* START RECORDS SUPPLIED *

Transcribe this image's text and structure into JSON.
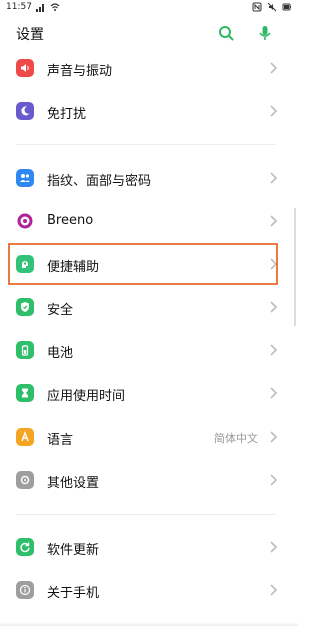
{
  "status": {
    "time": "11:57"
  },
  "header": {
    "title": "设置"
  },
  "colors": {
    "accent": "#30b764",
    "highlight_border": "#e9793f"
  },
  "items": [
    {
      "name": "sound-vibration",
      "label": "声音与振动",
      "icon": "speaker-icon",
      "icon_color": "#ee4a4a"
    },
    {
      "name": "do-not-disturb",
      "label": "免打扰",
      "icon": "moon-icon",
      "icon_color": "#6a5acd"
    },
    {
      "name": "fingerprint-face-password",
      "label": "指纹、面部与密码",
      "icon": "users-icon",
      "icon_color": "#2f87f2"
    },
    {
      "name": "breeno",
      "label": "Breeno",
      "icon": "breeno-icon",
      "icon_color": "#b0219b"
    },
    {
      "name": "accessibility",
      "label": "便捷辅助",
      "icon": "accessibility-icon",
      "icon_color": "#33c27a"
    },
    {
      "name": "security",
      "label": "安全",
      "icon": "shield-icon",
      "icon_color": "#2fbf6b"
    },
    {
      "name": "battery",
      "label": "电池",
      "icon": "battery-icon",
      "icon_color": "#2fbf6b"
    },
    {
      "name": "app-usage-time",
      "label": "应用使用时间",
      "icon": "hourglass-icon",
      "icon_color": "#2fbf6b"
    },
    {
      "name": "language",
      "label": "语言",
      "value": "简体中文",
      "icon": "language-icon",
      "icon_color": "#f4a623"
    },
    {
      "name": "other-settings",
      "label": "其他设置",
      "icon": "dots-icon",
      "icon_color": "#9e9e9e"
    },
    {
      "name": "software-update",
      "label": "软件更新",
      "icon": "update-icon",
      "icon_color": "#2fbf6b"
    },
    {
      "name": "about-phone",
      "label": "关于手机",
      "icon": "info-icon",
      "icon_color": "#9e9e9e"
    }
  ]
}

* END RECORDS SUPPLIED *

Leave out the pictures and transcribe the entries above exactly.

Transcribe this image's text and structure into JSON.
{
  "status": {
    "time": "11:57"
  },
  "header": {
    "title": "设置"
  },
  "colors": {
    "accent": "#30b764",
    "highlight_border": "#e9793f"
  },
  "items": [
    {
      "name": "sound-vibration",
      "label": "声音与振动",
      "icon": "speaker-icon",
      "icon_color": "#ee4a4a"
    },
    {
      "name": "do-not-disturb",
      "label": "免打扰",
      "icon": "moon-icon",
      "icon_color": "#6a5acd"
    },
    {
      "name": "fingerprint-face-password",
      "label": "指纹、面部与密码",
      "icon": "users-icon",
      "icon_color": "#2f87f2"
    },
    {
      "name": "breeno",
      "label": "Breeno",
      "icon": "breeno-icon",
      "icon_color": "#b0219b"
    },
    {
      "name": "accessibility",
      "label": "便捷辅助",
      "icon": "accessibility-icon",
      "icon_color": "#33c27a"
    },
    {
      "name": "security",
      "label": "安全",
      "icon": "shield-icon",
      "icon_color": "#2fbf6b"
    },
    {
      "name": "battery",
      "label": "电池",
      "icon": "battery-icon",
      "icon_color": "#2fbf6b"
    },
    {
      "name": "app-usage-time",
      "label": "应用使用时间",
      "icon": "hourglass-icon",
      "icon_color": "#2fbf6b"
    },
    {
      "name": "language",
      "label": "语言",
      "value": "简体中文",
      "icon": "language-icon",
      "icon_color": "#f4a623"
    },
    {
      "name": "other-settings",
      "label": "其他设置",
      "icon": "dots-icon",
      "icon_color": "#9e9e9e"
    },
    {
      "name": "software-update",
      "label": "软件更新",
      "icon": "update-icon",
      "icon_color": "#2fbf6b"
    },
    {
      "name": "about-phone",
      "label": "关于手机",
      "icon": "info-icon",
      "icon_color": "#9e9e9e"
    }
  ]
}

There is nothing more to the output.